** PROBLEM DESCRIPTION **
Return every line of the material exactly.

-.-.-

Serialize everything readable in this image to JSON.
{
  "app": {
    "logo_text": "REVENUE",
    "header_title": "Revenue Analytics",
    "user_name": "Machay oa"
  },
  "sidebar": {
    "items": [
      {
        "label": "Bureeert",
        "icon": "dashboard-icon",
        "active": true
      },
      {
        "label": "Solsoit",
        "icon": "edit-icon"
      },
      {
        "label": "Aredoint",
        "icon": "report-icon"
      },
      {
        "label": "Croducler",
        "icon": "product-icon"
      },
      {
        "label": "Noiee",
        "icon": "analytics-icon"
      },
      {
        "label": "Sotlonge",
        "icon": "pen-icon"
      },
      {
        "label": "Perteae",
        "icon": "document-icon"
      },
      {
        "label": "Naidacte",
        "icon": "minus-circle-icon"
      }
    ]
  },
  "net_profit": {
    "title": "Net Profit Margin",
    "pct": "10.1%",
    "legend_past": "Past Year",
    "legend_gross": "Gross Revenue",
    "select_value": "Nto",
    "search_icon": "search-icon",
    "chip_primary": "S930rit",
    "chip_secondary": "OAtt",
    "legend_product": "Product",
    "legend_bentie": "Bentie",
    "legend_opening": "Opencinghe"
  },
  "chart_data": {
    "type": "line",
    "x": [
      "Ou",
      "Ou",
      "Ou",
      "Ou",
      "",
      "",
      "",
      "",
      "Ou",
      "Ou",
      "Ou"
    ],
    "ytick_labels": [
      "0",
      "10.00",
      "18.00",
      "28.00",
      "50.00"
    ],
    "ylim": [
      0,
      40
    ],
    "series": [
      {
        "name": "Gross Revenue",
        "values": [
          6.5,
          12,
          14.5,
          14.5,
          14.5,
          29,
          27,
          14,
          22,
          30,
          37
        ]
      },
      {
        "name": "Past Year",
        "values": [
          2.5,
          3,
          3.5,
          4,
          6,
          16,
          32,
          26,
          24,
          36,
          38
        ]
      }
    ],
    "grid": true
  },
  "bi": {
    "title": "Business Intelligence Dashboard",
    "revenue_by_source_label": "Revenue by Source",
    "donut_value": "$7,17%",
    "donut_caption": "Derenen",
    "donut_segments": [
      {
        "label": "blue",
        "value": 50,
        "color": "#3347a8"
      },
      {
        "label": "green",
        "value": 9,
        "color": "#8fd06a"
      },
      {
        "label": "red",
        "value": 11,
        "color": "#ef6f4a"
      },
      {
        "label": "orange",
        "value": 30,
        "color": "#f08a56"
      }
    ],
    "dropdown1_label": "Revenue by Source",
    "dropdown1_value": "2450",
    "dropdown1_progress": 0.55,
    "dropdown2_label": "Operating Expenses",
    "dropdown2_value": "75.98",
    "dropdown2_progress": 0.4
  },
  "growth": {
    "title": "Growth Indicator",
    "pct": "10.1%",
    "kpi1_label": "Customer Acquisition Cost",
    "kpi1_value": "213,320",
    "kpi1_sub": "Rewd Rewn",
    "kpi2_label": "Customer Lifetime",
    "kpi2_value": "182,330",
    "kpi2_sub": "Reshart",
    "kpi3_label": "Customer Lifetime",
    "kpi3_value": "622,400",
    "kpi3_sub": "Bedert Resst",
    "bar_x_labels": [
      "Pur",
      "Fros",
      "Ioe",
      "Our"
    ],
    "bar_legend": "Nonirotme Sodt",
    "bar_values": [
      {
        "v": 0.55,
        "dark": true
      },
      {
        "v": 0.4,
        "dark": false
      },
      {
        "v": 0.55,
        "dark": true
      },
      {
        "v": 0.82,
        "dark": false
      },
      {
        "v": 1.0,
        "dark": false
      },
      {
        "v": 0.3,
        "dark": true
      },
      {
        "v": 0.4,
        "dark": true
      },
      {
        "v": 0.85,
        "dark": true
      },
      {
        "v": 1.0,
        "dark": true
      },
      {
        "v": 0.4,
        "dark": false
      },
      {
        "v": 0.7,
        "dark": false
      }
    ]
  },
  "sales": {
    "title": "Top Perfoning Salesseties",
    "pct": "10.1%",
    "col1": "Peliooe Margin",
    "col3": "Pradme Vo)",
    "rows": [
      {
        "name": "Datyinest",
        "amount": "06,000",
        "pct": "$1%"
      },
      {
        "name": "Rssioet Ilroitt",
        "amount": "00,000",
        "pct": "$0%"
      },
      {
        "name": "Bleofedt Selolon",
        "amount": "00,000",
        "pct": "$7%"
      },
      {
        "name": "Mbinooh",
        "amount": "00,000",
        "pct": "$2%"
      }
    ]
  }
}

-.-.-

** ANSWER TO THIS TASK **
Serialize everything readable in this image to JSON.
{
  "app": {
    "logo_text": "REVENUE",
    "header_title": "Revenue Analytics",
    "user_name": "Machay oa"
  },
  "sidebar": {
    "items": [
      {
        "label": "Bureeert",
        "icon": "dashboard-icon",
        "active": true
      },
      {
        "label": "Solsoit",
        "icon": "edit-icon"
      },
      {
        "label": "Aredoint",
        "icon": "report-icon"
      },
      {
        "label": "Croducler",
        "icon": "product-icon"
      },
      {
        "label": "Noiee",
        "icon": "analytics-icon"
      },
      {
        "label": "Sotlonge",
        "icon": "pen-icon"
      },
      {
        "label": "Perteae",
        "icon": "document-icon"
      },
      {
        "label": "Naidacte",
        "icon": "minus-circle-icon"
      }
    ]
  },
  "net_profit": {
    "title": "Net Profit Margin",
    "pct": "10.1%",
    "legend_past": "Past Year",
    "legend_gross": "Gross Revenue",
    "select_value": "Nto",
    "search_icon": "search-icon",
    "chip_primary": "S930rit",
    "chip_secondary": "OAtt",
    "legend_product": "Product",
    "legend_bentie": "Bentie",
    "legend_opening": "Opencinghe"
  },
  "chart_data": {
    "type": "line",
    "x": [
      "Ou",
      "Ou",
      "Ou",
      "Ou",
      "",
      "",
      "",
      "",
      "Ou",
      "Ou",
      "Ou"
    ],
    "ytick_labels": [
      "0",
      "10.00",
      "18.00",
      "28.00",
      "50.00"
    ],
    "ylim": [
      0,
      40
    ],
    "series": [
      {
        "name": "Gross Revenue",
        "values": [
          6.5,
          12,
          14.5,
          14.5,
          14.5,
          29,
          27,
          14,
          22,
          30,
          37
        ]
      },
      {
        "name": "Past Year",
        "values": [
          2.5,
          3,
          3.5,
          4,
          6,
          16,
          32,
          26,
          24,
          36,
          38
        ]
      }
    ],
    "grid": true
  },
  "bi": {
    "title": "Business Intelligence Dashboard",
    "revenue_by_source_label": "Revenue by Source",
    "donut_value": "$7,17%",
    "donut_caption": "Derenen",
    "donut_segments": [
      {
        "label": "blue",
        "value": 50,
        "color": "#3347a8"
      },
      {
        "label": "green",
        "value": 9,
        "color": "#8fd06a"
      },
      {
        "label": "red",
        "value": 11,
        "color": "#ef6f4a"
      },
      {
        "label": "orange",
        "value": 30,
        "color": "#f08a56"
      }
    ],
    "dropdown1_label": "Revenue by Source",
    "dropdown1_value": "2450",
    "dropdown1_progress": 0.55,
    "dropdown2_label": "Operating Expenses",
    "dropdown2_value": "75.98",
    "dropdown2_progress": 0.4
  },
  "growth": {
    "title": "Growth Indicator",
    "pct": "10.1%",
    "kpi1_label": "Customer Acquisition Cost",
    "kpi1_value": "213,320",
    "kpi1_sub": "Rewd Rewn",
    "kpi2_label": "Customer Lifetime",
    "kpi2_value": "182,330",
    "kpi2_sub": "Reshart",
    "kpi3_label": "Customer Lifetime",
    "kpi3_value": "622,400",
    "kpi3_sub": "Bedert Resst",
    "bar_x_labels": [
      "Pur",
      "Fros",
      "Ioe",
      "Our"
    ],
    "bar_legend": "Nonirotme Sodt",
    "bar_values": [
      {
        "v": 0.55,
        "dark": true
      },
      {
        "v": 0.4,
        "dark": false
      },
      {
        "v": 0.55,
        "dark": true
      },
      {
        "v": 0.82,
        "dark": false
      },
      {
        "v": 1.0,
        "dark": false
      },
      {
        "v": 0.3,
        "dark": true
      },
      {
        "v": 0.4,
        "dark": true
      },
      {
        "v": 0.85,
        "dark": true
      },
      {
        "v": 1.0,
        "dark": true
      },
      {
        "v": 0.4,
        "dark": false
      },
      {
        "v": 0.7,
        "dark": false
      }
    ]
  },
  "sales": {
    "title": "Top Perfoning Salesseties",
    "pct": "10.1%",
    "col1": "Peliooe Margin",
    "col3": "Pradme Vo)",
    "rows": [
      {
        "name": "Datyinest",
        "amount": "06,000",
        "pct": "$1%"
      },
      {
        "name": "Rssioet Ilroitt",
        "amount": "00,000",
        "pct": "$0%"
      },
      {
        "name": "Bleofedt Selolon",
        "amount": "00,000",
        "pct": "$7%"
      },
      {
        "name": "Mbinooh",
        "amount": "00,000",
        "pct": "$2%"
      }
    ]
  }
}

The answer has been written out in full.